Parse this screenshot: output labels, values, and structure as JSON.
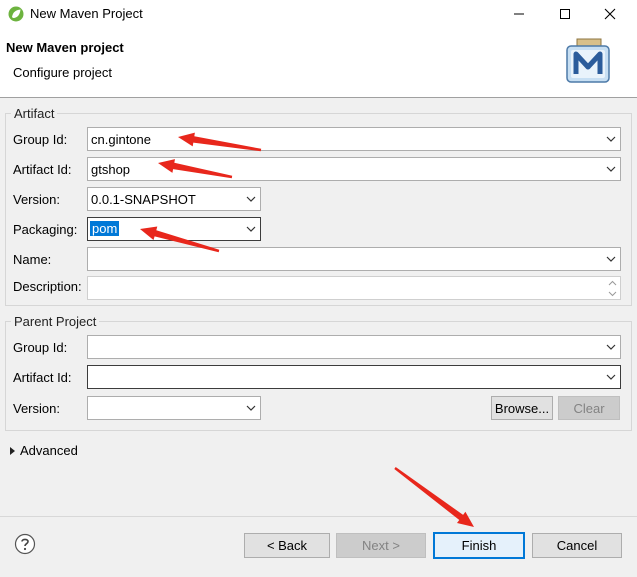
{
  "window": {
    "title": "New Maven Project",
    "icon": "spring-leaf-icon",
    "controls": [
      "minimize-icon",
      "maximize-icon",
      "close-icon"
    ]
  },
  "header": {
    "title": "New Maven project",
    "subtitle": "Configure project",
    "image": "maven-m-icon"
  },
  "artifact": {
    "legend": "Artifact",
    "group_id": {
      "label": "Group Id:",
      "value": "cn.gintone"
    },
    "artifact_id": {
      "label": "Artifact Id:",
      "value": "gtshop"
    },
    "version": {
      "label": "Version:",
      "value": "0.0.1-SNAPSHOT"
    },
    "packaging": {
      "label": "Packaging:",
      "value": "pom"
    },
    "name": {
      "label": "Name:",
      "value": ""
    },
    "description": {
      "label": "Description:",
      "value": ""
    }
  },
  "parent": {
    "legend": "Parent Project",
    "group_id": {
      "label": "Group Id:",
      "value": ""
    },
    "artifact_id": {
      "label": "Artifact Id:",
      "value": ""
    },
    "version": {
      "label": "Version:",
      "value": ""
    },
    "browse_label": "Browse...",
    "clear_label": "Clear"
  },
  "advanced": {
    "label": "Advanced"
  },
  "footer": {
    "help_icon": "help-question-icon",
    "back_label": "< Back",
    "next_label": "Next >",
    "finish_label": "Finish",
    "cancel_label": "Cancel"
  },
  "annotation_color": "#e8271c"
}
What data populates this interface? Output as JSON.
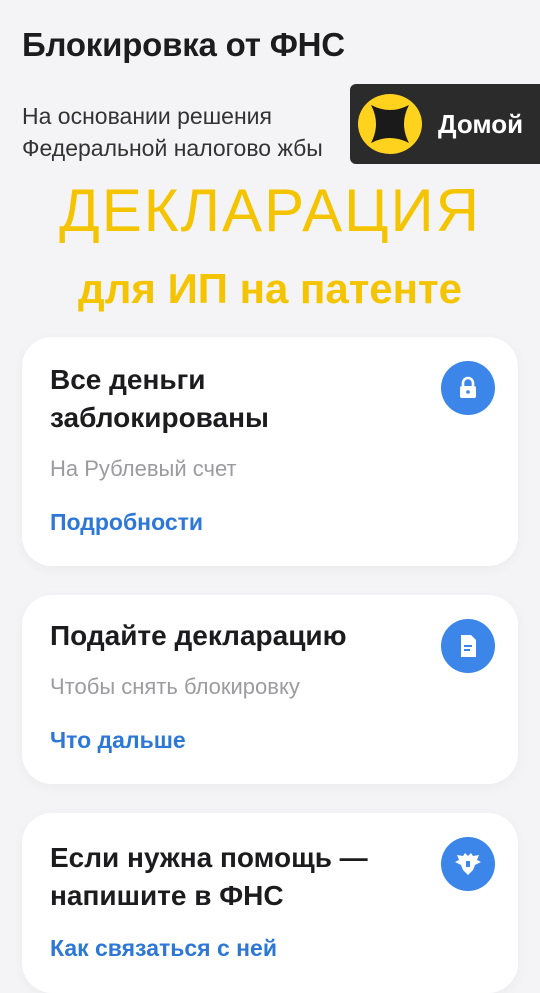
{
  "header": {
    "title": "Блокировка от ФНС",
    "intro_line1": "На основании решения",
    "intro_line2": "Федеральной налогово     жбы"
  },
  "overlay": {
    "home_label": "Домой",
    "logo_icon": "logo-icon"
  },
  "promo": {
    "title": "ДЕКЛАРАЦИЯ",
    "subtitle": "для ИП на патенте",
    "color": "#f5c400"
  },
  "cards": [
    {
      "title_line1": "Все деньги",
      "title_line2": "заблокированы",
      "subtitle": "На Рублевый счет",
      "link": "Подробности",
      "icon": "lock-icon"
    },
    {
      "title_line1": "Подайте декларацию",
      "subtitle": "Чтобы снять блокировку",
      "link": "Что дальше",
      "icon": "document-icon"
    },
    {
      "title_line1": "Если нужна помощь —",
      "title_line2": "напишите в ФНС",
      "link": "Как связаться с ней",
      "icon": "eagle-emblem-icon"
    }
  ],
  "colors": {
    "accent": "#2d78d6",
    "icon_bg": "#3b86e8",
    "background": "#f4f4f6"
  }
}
★ ★ ★ ★ ★
What is required » Where a line above holds the string "this", show that line.

Solution to the problem »
Parse this screenshot: output labels, values, and structure as JSON.
What data populates this interface? Output as JSON.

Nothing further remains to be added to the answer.